• [What this task involves] Copy the records below exactly, leaving out any pictures.

• [Exercise material]

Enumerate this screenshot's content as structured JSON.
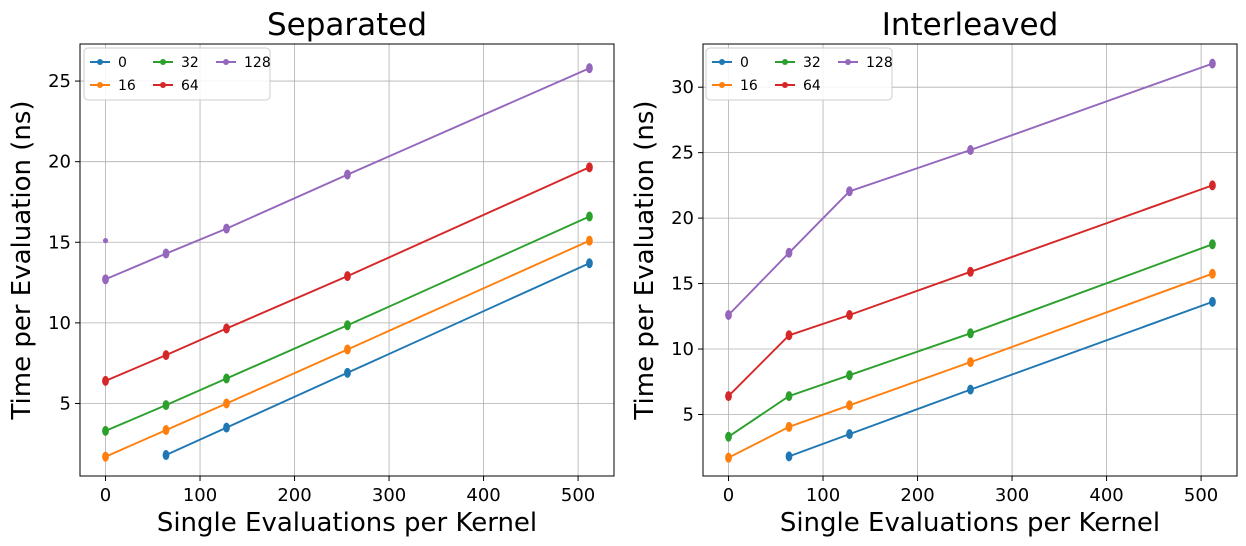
{
  "figure": {
    "background": "#ffffff"
  },
  "chart_data": [
    {
      "type": "line",
      "title": "Separated",
      "xlabel": "Single Evaluations per Kernel",
      "ylabel": "Time per Evaluation (ns)",
      "xlim": [
        -27,
        538
      ],
      "ylim": [
        0.5,
        27.3
      ],
      "xticks": [
        0,
        100,
        200,
        300,
        400,
        500
      ],
      "yticks": [
        5,
        10,
        15,
        20,
        25
      ],
      "grid": true,
      "legend": {
        "position": "top-left",
        "columns": 3
      },
      "series": [
        {
          "name": "0",
          "color": "#1f77b4",
          "x": [
            64,
            128,
            256,
            512
          ],
          "y": [
            1.8,
            3.5,
            6.9,
            13.7
          ]
        },
        {
          "name": "16",
          "color": "#ff7f0e",
          "x": [
            0,
            64,
            128,
            256,
            512
          ],
          "y": [
            1.7,
            3.35,
            5.0,
            8.35,
            15.1
          ]
        },
        {
          "name": "32",
          "color": "#2ca02c",
          "x": [
            0,
            64,
            128,
            256,
            512
          ],
          "y": [
            3.3,
            4.9,
            6.55,
            9.85,
            16.6
          ]
        },
        {
          "name": "64",
          "color": "#d62728",
          "x": [
            0,
            64,
            128,
            256,
            512
          ],
          "y": [
            6.4,
            8.0,
            9.65,
            12.9,
            19.65
          ]
        },
        {
          "name": "128",
          "color": "#9467bd",
          "x": [
            0,
            64,
            128,
            256,
            512
          ],
          "y": [
            12.7,
            14.3,
            15.85,
            19.2,
            25.8
          ]
        }
      ],
      "outliers": [
        {
          "series": "128",
          "x": 0,
          "y": 15.1
        }
      ]
    },
    {
      "type": "line",
      "title": "Interleaved",
      "xlabel": "Single Evaluations per Kernel",
      "ylabel": "Time per Evaluation (ns)",
      "xlim": [
        -27,
        538
      ],
      "ylim": [
        0.3,
        33.3
      ],
      "xticks": [
        0,
        100,
        200,
        300,
        400,
        500
      ],
      "yticks": [
        5,
        10,
        15,
        20,
        25,
        30
      ],
      "grid": true,
      "legend": {
        "position": "top-left",
        "columns": 3
      },
      "series": [
        {
          "name": "0",
          "color": "#1f77b4",
          "x": [
            64,
            128,
            256,
            512
          ],
          "y": [
            1.8,
            3.5,
            6.9,
            13.6
          ]
        },
        {
          "name": "16",
          "color": "#ff7f0e",
          "x": [
            0,
            64,
            128,
            256,
            512
          ],
          "y": [
            1.7,
            4.05,
            5.7,
            9.0,
            15.75
          ]
        },
        {
          "name": "32",
          "color": "#2ca02c",
          "x": [
            0,
            64,
            128,
            256,
            512
          ],
          "y": [
            3.3,
            6.4,
            8.0,
            11.2,
            18.0
          ]
        },
        {
          "name": "64",
          "color": "#d62728",
          "x": [
            0,
            64,
            128,
            256,
            512
          ],
          "y": [
            6.4,
            11.05,
            12.6,
            15.9,
            22.5
          ]
        },
        {
          "name": "128",
          "color": "#9467bd",
          "x": [
            0,
            64,
            128,
            256,
            512
          ],
          "y": [
            12.6,
            17.35,
            22.05,
            25.2,
            31.8
          ]
        }
      ],
      "outliers": []
    }
  ]
}
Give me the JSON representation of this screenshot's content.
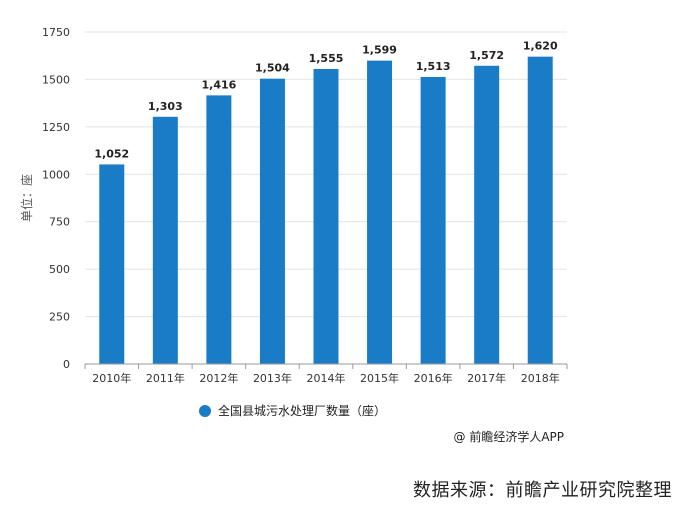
{
  "chart_data": {
    "type": "bar",
    "categories": [
      "2010年",
      "2011年",
      "2012年",
      "2013年",
      "2014年",
      "2015年",
      "2016年",
      "2017年",
      "2018年"
    ],
    "series": [
      {
        "name": "全国县城污水处理厂数量（座）",
        "values": [
          1052,
          1303,
          1416,
          1504,
          1555,
          1599,
          1513,
          1572,
          1620
        ]
      }
    ],
    "data_labels": [
      "1,052",
      "1,303",
      "1,416",
      "1,504",
      "1,555",
      "1,599",
      "1,513",
      "1,572",
      "1,620"
    ],
    "ylabel": "单位：座",
    "ylim": [
      0,
      1750
    ],
    "yticks": [
      0,
      250,
      500,
      750,
      1000,
      1250,
      1500,
      1750
    ],
    "grid": true,
    "bar_color": "#1a7cc7",
    "legend_position": "bottom"
  },
  "credit": "@ 前瞻经济学人APP",
  "source": "数据来源：前瞻产业研究院整理"
}
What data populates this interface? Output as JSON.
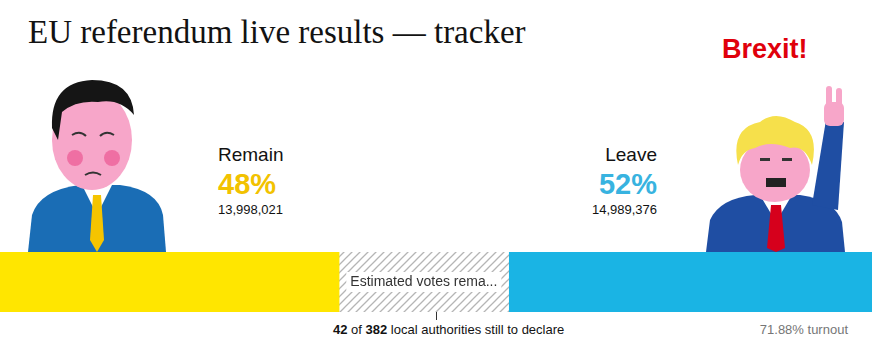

• [Right answer]
Enumerate this screenshot's content as structured JSON.
{
  "figure": {
    "background": "#ffffff"
  },
  "chart_data": [
    {
      "type": "line",
      "title": "Separated",
      "xlabel": "Single Evaluations per Kernel",
      "ylabel": "Time per Evaluation (ns)",
      "xlim": [
        -27,
        538
      ],
      "ylim": [
        0.5,
        27.3
      ],
      "xticks": [
        0,
        100,
        200,
        300,
        400,
        500
      ],
      "yticks": [
        5,
        10,
        15,
        20,
        25
      ],
      "grid": true,
      "legend": {
        "position": "top-left",
        "columns": 3
      },
      "series": [
        {
          "name": "0",
          "color": "#1f77b4",
          "x": [
            64,
            128,
            256,
            512
          ],
          "y": [
            1.8,
            3.5,
            6.9,
            13.7
          ]
        },
        {
          "name": "16",
          "color": "#ff7f0e",
          "x": [
            0,
            64,
            128,
            256,
            512
          ],
          "y": [
            1.7,
            3.35,
            5.0,
            8.35,
            15.1
          ]
        },
        {
          "name": "32",
          "color": "#2ca02c",
          "x": [
            0,
            64,
            128,
            256,
            512
          ],
          "y": [
            3.3,
            4.9,
            6.55,
            9.85,
            16.6
          ]
        },
        {
          "name": "64",
          "color": "#d62728",
          "x": [
            0,
            64,
            128,
            256,
            512
          ],
          "y": [
            6.4,
            8.0,
            9.65,
            12.9,
            19.65
          ]
        },
        {
          "name": "128",
          "color": "#9467bd",
          "x": [
            0,
            64,
            128,
            256,
            512
          ],
          "y": [
            12.7,
            14.3,
            15.85,
            19.2,
            25.8
          ]
        }
      ],
      "outliers": [
        {
          "series": "128",
          "x": 0,
          "y": 15.1
        }
      ]
    },
    {
      "type": "line",
      "title": "Interleaved",
      "xlabel": "Single Evaluations per Kernel",
      "ylabel": "Time per Evaluation (ns)",
      "xlim": [
        -27,
        538
      ],
      "ylim": [
        0.3,
        33.3
      ],
      "xticks": [
        0,
        100,
        200,
        300,
        400,
        500
      ],
      "yticks": [
        5,
        10,
        15,
        20,
        25,
        30
      ],
      "grid": true,
      "legend": {
        "position": "top-left",
        "columns": 3
      },
      "series": [
        {
          "name": "0",
          "color": "#1f77b4",
          "x": [
            64,
            128,
            256,
            512
          ],
          "y": [
            1.8,
            3.5,
            6.9,
            13.6
          ]
        },
        {
          "name": "16",
          "color": "#ff7f0e",
          "x": [
            0,
            64,
            128,
            256,
            512
          ],
          "y": [
            1.7,
            4.05,
            5.7,
            9.0,
            15.75
          ]
        },
        {
          "name": "32",
          "color": "#2ca02c",
          "x": [
            0,
            64,
            128,
            256,
            512
          ],
          "y": [
            3.3,
            6.4,
            8.0,
            11.2,
            18.0
          ]
        },
        {
          "name": "64",
          "color": "#d62728",
          "x": [
            0,
            64,
            128,
            256,
            512
          ],
          "y": [
            6.4,
            11.05,
            12.6,
            15.9,
            22.5
          ]
        },
        {
          "name": "128",
          "color": "#9467bd",
          "x": [
            0,
            64,
            128,
            256,
            512
          ],
          "y": [
            12.6,
            17.35,
            22.05,
            25.2,
            31.8
          ]
        }
      ],
      "outliers": []
    }
  ]
}
Give me the JSON representation of this screenshot's content.
{
  "chart_data": {
    "type": "bar",
    "categories": [
      "2010年",
      "2011年",
      "2012年",
      "2013年",
      "2014年",
      "2015年",
      "2016年",
      "2017年",
      "2018年"
    ],
    "series": [
      {
        "name": "全国县城污水处理厂数量（座）",
        "values": [
          1052,
          1303,
          1416,
          1504,
          1555,
          1599,
          1513,
          1572,
          1620
        ]
      }
    ],
    "data_labels": [
      "1,052",
      "1,303",
      "1,416",
      "1,504",
      "1,555",
      "1,599",
      "1,513",
      "1,572",
      "1,620"
    ],
    "ylabel": "单位：座",
    "ylim": [
      0,
      1750
    ],
    "yticks": [
      0,
      250,
      500,
      750,
      1000,
      1250,
      1500,
      1750
    ],
    "grid": true,
    "bar_color": "#1a7cc7",
    "legend_position": "bottom"
  },
  "credit": "@ 前瞻经济学人APP",
  "source": "数据来源：前瞻产业研究院整理"
}
What data populates this interface? Output as JSON.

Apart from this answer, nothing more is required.